◆ Problem requirements ◆
Quote the whole listing verbatim.
* BEGIN *
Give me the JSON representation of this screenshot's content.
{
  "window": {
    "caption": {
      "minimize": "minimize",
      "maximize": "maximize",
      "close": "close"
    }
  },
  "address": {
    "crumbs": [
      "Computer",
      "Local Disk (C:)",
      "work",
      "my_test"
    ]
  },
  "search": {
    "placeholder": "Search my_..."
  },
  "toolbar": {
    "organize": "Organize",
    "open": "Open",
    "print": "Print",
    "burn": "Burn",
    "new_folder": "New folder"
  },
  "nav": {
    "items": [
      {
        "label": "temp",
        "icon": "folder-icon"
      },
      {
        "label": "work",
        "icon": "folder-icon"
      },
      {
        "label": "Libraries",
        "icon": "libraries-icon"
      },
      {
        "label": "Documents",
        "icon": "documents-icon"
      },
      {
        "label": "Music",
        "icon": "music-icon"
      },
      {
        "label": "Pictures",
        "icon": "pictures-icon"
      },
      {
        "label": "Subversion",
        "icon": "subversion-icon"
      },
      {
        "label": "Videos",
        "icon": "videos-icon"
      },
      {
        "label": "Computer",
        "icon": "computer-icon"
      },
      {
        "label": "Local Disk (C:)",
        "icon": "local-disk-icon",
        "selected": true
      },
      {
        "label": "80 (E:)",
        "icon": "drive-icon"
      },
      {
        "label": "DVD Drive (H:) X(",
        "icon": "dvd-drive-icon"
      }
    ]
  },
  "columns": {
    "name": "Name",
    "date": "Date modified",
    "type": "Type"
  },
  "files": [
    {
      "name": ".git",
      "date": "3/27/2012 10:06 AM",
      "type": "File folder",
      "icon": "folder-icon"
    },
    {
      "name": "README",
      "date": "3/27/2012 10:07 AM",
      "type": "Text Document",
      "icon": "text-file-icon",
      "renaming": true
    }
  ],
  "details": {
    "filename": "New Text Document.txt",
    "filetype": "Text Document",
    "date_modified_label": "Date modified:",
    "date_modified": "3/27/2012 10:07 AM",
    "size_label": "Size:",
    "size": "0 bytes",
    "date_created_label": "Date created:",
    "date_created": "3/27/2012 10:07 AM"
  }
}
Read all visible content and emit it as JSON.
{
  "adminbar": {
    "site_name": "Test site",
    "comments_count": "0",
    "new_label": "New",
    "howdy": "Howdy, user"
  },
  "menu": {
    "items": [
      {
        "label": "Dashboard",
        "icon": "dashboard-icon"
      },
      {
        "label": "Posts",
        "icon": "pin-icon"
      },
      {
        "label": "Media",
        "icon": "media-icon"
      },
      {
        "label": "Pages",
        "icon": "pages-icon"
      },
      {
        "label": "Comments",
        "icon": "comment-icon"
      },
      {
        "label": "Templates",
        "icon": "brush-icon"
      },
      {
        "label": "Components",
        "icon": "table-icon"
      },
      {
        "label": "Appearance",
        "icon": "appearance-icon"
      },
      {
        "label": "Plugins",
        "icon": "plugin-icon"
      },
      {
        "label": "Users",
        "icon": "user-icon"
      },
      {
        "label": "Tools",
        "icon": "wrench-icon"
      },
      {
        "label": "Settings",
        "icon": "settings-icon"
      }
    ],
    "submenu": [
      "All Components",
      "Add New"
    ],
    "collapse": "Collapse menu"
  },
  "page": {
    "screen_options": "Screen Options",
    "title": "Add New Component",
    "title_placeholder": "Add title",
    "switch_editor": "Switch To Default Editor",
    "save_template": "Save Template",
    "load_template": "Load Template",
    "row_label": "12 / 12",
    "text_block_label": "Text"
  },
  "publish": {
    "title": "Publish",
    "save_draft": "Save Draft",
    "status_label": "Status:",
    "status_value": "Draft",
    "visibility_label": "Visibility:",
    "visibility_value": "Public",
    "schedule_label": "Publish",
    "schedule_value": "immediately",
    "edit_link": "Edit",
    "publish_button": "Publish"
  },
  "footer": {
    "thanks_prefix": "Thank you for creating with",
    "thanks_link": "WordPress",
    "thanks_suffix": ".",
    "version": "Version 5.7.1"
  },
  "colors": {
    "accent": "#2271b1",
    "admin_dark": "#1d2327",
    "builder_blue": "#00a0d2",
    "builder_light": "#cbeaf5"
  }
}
* END *
◆ The solution ◆
Give me the JSON representation of this screenshot's content.
{
  "window": {
    "caption": {
      "minimize": "minimize",
      "maximize": "maximize",
      "close": "close"
    }
  },
  "address": {
    "crumbs": [
      "Computer",
      "Local Disk (C:)",
      "work",
      "my_test"
    ]
  },
  "search": {
    "placeholder": "Search my_..."
  },
  "toolbar": {
    "organize": "Organize",
    "open": "Open",
    "print": "Print",
    "burn": "Burn",
    "new_folder": "New folder"
  },
  "nav": {
    "items": [
      {
        "label": "temp",
        "icon": "folder-icon"
      },
      {
        "label": "work",
        "icon": "folder-icon"
      },
      {
        "label": "Libraries",
        "icon": "libraries-icon"
      },
      {
        "label": "Documents",
        "icon": "documents-icon"
      },
      {
        "label": "Music",
        "icon": "music-icon"
      },
      {
        "label": "Pictures",
        "icon": "pictures-icon"
      },
      {
        "label": "Subversion",
        "icon": "subversion-icon"
      },
      {
        "label": "Videos",
        "icon": "videos-icon"
      },
      {
        "label": "Computer",
        "icon": "computer-icon"
      },
      {
        "label": "Local Disk (C:)",
        "icon": "local-disk-icon",
        "selected": true
      },
      {
        "label": "80 (E:)",
        "icon": "drive-icon"
      },
      {
        "label": "DVD Drive (H:) X(",
        "icon": "dvd-drive-icon"
      }
    ]
  },
  "columns": {
    "name": "Name",
    "date": "Date modified",
    "type": "Type"
  },
  "files": [
    {
      "name": ".git",
      "date": "3/27/2012 10:06 AM",
      "type": "File folder",
      "icon": "folder-icon"
    },
    {
      "name": "README",
      "date": "3/27/2012 10:07 AM",
      "type": "Text Document",
      "icon": "text-file-icon",
      "renaming": true
    }
  ],
  "details": {
    "filename": "New Text Document.txt",
    "filetype": "Text Document",
    "date_modified_label": "Date modified:",
    "date_modified": "3/27/2012 10:07 AM",
    "size_label": "Size:",
    "size": "0 bytes",
    "date_created_label": "Date created:",
    "date_created": "3/27/2012 10:07 AM"
  }
}
Read all visible content and emit it as JSON.
{
  "adminbar": {
    "site_name": "Test site",
    "comments_count": "0",
    "new_label": "New",
    "howdy": "Howdy, user"
  },
  "menu": {
    "items": [
      {
        "label": "Dashboard",
        "icon": "dashboard-icon"
      },
      {
        "label": "Posts",
        "icon": "pin-icon"
      },
      {
        "label": "Media",
        "icon": "media-icon"
      },
      {
        "label": "Pages",
        "icon": "pages-icon"
      },
      {
        "label": "Comments",
        "icon": "comment-icon"
      },
      {
        "label": "Templates",
        "icon": "brush-icon"
      },
      {
        "label": "Components",
        "icon": "table-icon"
      },
      {
        "label": "Appearance",
        "icon": "appearance-icon"
      },
      {
        "label": "Plugins",
        "icon": "plugin-icon"
      },
      {
        "label": "Users",
        "icon": "user-icon"
      },
      {
        "label": "Tools",
        "icon": "wrench-icon"
      },
      {
        "label": "Settings",
        "icon": "settings-icon"
      }
    ],
    "submenu": [
      "All Components",
      "Add New"
    ],
    "collapse": "Collapse menu"
  },
  "page": {
    "screen_options": "Screen Options",
    "title": "Add New Component",
    "title_placeholder": "Add title",
    "switch_editor": "Switch To Default Editor",
    "save_template": "Save Template",
    "load_template": "Load Template",
    "row_label": "12 / 12",
    "text_block_label": "Text"
  },
  "publish": {
    "title": "Publish",
    "save_draft": "Save Draft",
    "status_label": "Status:",
    "status_value": "Draft",
    "visibility_label": "Visibility:",
    "visibility_value": "Public",
    "schedule_label": "Publish",
    "schedule_value": "immediately",
    "edit_link": "Edit",
    "publish_button": "Publish"
  },
  "footer": {
    "thanks_prefix": "Thank you for creating with",
    "thanks_link": "WordPress",
    "thanks_suffix": ".",
    "version": "Version 5.7.1"
  },
  "colors": {
    "accent": "#2271b1",
    "admin_dark": "#1d2327",
    "builder_blue": "#00a0d2",
    "builder_light": "#cbeaf5"
  }
}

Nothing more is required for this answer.